Task instructions: Update the data below by changing every "interactable" to "clickable" and keeping everything else the same.

— START Data entries —

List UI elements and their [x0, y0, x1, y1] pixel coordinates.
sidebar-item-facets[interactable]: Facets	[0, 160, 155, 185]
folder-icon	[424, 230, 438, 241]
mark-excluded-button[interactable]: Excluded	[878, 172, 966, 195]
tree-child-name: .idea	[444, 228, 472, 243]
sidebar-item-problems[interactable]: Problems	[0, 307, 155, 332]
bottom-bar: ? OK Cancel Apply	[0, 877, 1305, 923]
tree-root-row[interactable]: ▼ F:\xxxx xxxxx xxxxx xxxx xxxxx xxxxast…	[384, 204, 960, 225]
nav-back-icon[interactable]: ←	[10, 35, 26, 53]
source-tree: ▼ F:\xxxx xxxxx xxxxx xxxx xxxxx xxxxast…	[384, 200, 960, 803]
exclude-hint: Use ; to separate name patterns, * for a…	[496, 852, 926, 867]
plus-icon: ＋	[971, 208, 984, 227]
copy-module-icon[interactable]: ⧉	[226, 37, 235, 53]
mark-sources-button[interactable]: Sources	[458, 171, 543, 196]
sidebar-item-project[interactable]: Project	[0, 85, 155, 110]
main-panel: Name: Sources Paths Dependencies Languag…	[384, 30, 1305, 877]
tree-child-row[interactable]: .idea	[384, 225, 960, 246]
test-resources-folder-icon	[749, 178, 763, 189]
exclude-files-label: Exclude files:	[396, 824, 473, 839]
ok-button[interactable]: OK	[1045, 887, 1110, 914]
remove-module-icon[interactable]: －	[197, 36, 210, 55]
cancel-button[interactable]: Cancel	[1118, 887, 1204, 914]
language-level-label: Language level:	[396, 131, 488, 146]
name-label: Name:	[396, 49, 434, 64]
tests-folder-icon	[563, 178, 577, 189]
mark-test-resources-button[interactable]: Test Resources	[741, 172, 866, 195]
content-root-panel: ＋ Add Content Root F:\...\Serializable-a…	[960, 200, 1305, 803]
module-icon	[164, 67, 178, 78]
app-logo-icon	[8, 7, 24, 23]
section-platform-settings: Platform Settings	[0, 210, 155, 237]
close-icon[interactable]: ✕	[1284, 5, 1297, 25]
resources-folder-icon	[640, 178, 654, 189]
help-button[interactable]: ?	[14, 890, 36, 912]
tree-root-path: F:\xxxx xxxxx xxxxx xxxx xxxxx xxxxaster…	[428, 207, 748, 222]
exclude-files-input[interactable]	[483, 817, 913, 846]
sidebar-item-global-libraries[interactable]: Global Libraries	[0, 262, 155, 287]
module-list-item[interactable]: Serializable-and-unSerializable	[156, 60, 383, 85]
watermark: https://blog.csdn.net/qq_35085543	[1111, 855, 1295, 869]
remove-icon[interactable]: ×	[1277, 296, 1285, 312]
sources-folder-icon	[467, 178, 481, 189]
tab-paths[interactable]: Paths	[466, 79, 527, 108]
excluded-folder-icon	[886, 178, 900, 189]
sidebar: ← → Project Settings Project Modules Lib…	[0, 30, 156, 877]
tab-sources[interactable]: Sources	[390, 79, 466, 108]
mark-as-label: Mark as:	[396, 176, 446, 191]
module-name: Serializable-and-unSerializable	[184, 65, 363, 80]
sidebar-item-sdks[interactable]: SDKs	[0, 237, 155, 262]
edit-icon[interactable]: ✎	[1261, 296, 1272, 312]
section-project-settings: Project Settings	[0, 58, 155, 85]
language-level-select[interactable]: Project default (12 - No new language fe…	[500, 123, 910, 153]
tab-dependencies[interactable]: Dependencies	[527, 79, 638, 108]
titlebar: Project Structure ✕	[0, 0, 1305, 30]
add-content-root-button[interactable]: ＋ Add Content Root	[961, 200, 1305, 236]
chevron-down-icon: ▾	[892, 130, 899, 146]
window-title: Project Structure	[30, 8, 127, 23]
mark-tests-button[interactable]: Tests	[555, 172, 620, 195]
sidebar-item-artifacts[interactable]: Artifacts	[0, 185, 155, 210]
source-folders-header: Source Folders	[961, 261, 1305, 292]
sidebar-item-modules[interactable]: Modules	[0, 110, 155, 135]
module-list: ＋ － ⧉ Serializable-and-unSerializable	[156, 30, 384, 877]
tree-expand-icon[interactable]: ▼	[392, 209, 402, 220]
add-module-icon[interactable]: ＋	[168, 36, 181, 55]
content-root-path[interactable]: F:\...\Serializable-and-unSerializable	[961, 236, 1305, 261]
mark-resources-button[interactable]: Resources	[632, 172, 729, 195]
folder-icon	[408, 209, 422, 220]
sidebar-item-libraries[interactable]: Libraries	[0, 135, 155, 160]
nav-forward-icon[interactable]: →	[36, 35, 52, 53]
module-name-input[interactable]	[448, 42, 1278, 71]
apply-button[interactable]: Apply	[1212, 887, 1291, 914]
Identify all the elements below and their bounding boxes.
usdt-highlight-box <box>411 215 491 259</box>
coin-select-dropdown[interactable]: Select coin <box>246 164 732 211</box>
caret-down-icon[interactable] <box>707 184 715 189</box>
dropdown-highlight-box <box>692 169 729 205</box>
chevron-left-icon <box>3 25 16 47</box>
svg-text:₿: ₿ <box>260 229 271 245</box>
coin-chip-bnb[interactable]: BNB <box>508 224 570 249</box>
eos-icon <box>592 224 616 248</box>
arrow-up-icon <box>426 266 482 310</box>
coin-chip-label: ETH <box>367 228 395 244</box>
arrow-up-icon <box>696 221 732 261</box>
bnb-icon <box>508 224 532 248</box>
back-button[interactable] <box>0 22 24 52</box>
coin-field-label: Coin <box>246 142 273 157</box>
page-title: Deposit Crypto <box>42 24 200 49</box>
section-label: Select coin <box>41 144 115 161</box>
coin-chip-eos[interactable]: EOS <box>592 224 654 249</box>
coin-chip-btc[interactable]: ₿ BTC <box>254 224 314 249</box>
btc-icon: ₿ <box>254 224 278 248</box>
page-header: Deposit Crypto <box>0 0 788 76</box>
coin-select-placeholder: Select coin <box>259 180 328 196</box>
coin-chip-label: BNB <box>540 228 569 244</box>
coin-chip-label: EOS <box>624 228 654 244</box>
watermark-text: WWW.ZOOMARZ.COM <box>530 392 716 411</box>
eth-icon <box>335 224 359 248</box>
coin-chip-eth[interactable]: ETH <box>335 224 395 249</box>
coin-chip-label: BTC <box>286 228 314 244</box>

— END Data entries —

Solution to the exercise:
List UI elements and their [x0, y0, x1, y1] pixel coordinates.
sidebar-item-facets[clickable]: Facets	[0, 160, 155, 185]
folder-icon	[424, 230, 438, 241]
mark-excluded-button[clickable]: Excluded	[878, 172, 966, 195]
tree-child-name: .idea	[444, 228, 472, 243]
sidebar-item-problems[clickable]: Problems	[0, 307, 155, 332]
bottom-bar: ? OK Cancel Apply	[0, 877, 1305, 923]
tree-root-row[clickable]: ▼ F:\xxxx xxxxx xxxxx xxxx xxxxx xxxxast…	[384, 204, 960, 225]
nav-back-icon[clickable]: ←	[10, 35, 26, 53]
source-tree: ▼ F:\xxxx xxxxx xxxxx xxxx xxxxx xxxxast…	[384, 200, 960, 803]
exclude-hint: Use ; to separate name patterns, * for a…	[496, 852, 926, 867]
plus-icon: ＋	[971, 208, 984, 227]
copy-module-icon[clickable]: ⧉	[226, 37, 235, 53]
mark-sources-button[clickable]: Sources	[458, 171, 543, 196]
sidebar-item-project[clickable]: Project	[0, 85, 155, 110]
main-panel: Name: Sources Paths Dependencies Languag…	[384, 30, 1305, 877]
tree-child-row[clickable]: .idea	[384, 225, 960, 246]
test-resources-folder-icon	[749, 178, 763, 189]
exclude-files-label: Exclude files:	[396, 824, 473, 839]
ok-button[clickable]: OK	[1045, 887, 1110, 914]
remove-module-icon[clickable]: －	[197, 36, 210, 55]
cancel-button[clickable]: Cancel	[1118, 887, 1204, 914]
language-level-label: Language level:	[396, 131, 488, 146]
name-label: Name:	[396, 49, 434, 64]
tests-folder-icon	[563, 178, 577, 189]
mark-test-resources-button[clickable]: Test Resources	[741, 172, 866, 195]
content-root-panel: ＋ Add Content Root F:\...\Serializable-a…	[960, 200, 1305, 803]
module-icon	[164, 67, 178, 78]
app-logo-icon	[8, 7, 24, 23]
section-platform-settings: Platform Settings	[0, 210, 155, 237]
close-icon[clickable]: ✕	[1284, 5, 1297, 25]
resources-folder-icon	[640, 178, 654, 189]
help-button[clickable]: ?	[14, 890, 36, 912]
tree-root-path: F:\xxxx xxxxx xxxxx xxxx xxxxx xxxxaster…	[428, 207, 748, 222]
exclude-files-input[clickable]	[483, 817, 913, 846]
sidebar-item-global-libraries[clickable]: Global Libraries	[0, 262, 155, 287]
module-list-item[clickable]: Serializable-and-unSerializable	[156, 60, 383, 85]
watermark: https://blog.csdn.net/qq_35085543	[1111, 855, 1295, 869]
remove-icon[clickable]: ×	[1277, 296, 1285, 312]
sources-folder-icon	[467, 178, 481, 189]
tab-paths[clickable]: Paths	[466, 79, 527, 108]
excluded-folder-icon	[886, 178, 900, 189]
sidebar: ← → Project Settings Project Modules Lib…	[0, 30, 156, 877]
tab-sources[clickable]: Sources	[390, 79, 466, 108]
mark-as-label: Mark as:	[396, 176, 446, 191]
module-name: Serializable-and-unSerializable	[184, 65, 363, 80]
sidebar-item-sdks[clickable]: SDKs	[0, 237, 155, 262]
edit-icon[clickable]: ✎	[1261, 296, 1272, 312]
section-project-settings: Project Settings	[0, 58, 155, 85]
language-level-select[clickable]: Project default (12 - No new language fe…	[500, 123, 910, 153]
tab-dependencies[clickable]: Dependencies	[527, 79, 638, 108]
titlebar: Project Structure ✕	[0, 0, 1305, 30]
add-content-root-button[clickable]: ＋ Add Content Root	[961, 200, 1305, 236]
chevron-down-icon: ▾	[892, 130, 899, 146]
window-title: Project Structure	[30, 8, 127, 23]
mark-tests-button[clickable]: Tests	[555, 172, 620, 195]
sidebar-item-artifacts[clickable]: Artifacts	[0, 185, 155, 210]
source-folders-header: Source Folders	[961, 261, 1305, 292]
sidebar-item-modules[clickable]: Modules	[0, 110, 155, 135]
module-list: ＋ － ⧉ Serializable-and-unSerializable	[156, 30, 384, 877]
tree-expand-icon[clickable]: ▼	[392, 209, 402, 220]
add-module-icon[clickable]: ＋	[168, 36, 181, 55]
content-root-path[clickable]: F:\...\Serializable-and-unSerializable	[961, 236, 1305, 261]
mark-resources-button[clickable]: Resources	[632, 172, 729, 195]
folder-icon	[408, 209, 422, 220]
sidebar-item-libraries[clickable]: Libraries	[0, 135, 155, 160]
nav-forward-icon[clickable]: →	[36, 35, 52, 53]
module-name-input[clickable]	[448, 42, 1278, 71]
apply-button[clickable]: Apply	[1212, 887, 1291, 914]
Identify all the elements below and their bounding boxes.
usdt-highlight-box <box>411 215 491 259</box>
coin-select-dropdown[clickable]: Select coin <box>246 164 732 211</box>
caret-down-icon[clickable] <box>707 184 715 189</box>
dropdown-highlight-box <box>692 169 729 205</box>
chevron-left-icon <box>3 25 16 47</box>
svg-text:₿: ₿ <box>260 229 271 245</box>
coin-chip-bnb[clickable]: BNB <box>508 224 570 249</box>
eos-icon <box>592 224 616 248</box>
arrow-up-icon <box>426 266 482 310</box>
coin-chip-label: ETH <box>367 228 395 244</box>
arrow-up-icon <box>696 221 732 261</box>
bnb-icon <box>508 224 532 248</box>
back-button[clickable] <box>0 22 24 52</box>
coin-field-label: Coin <box>246 142 273 157</box>
page-title: Deposit Crypto <box>42 24 200 49</box>
section-label: Select coin <box>41 144 115 161</box>
coin-chip-eos[clickable]: EOS <box>592 224 654 249</box>
coin-chip-btc[clickable]: ₿ BTC <box>254 224 314 249</box>
btc-icon: ₿ <box>254 224 278 248</box>
page-header: Deposit Crypto <box>0 0 788 76</box>
coin-select-placeholder: Select coin <box>259 180 328 196</box>
coin-chip-label: BNB <box>540 228 569 244</box>
coin-chip-label: EOS <box>624 228 654 244</box>
watermark-text: WWW.ZOOMARZ.COM <box>530 392 716 411</box>
eth-icon <box>335 224 359 248</box>
coin-chip-eth[clickable]: ETH <box>335 224 395 249</box>
coin-chip-label: BTC <box>286 228 314 244</box>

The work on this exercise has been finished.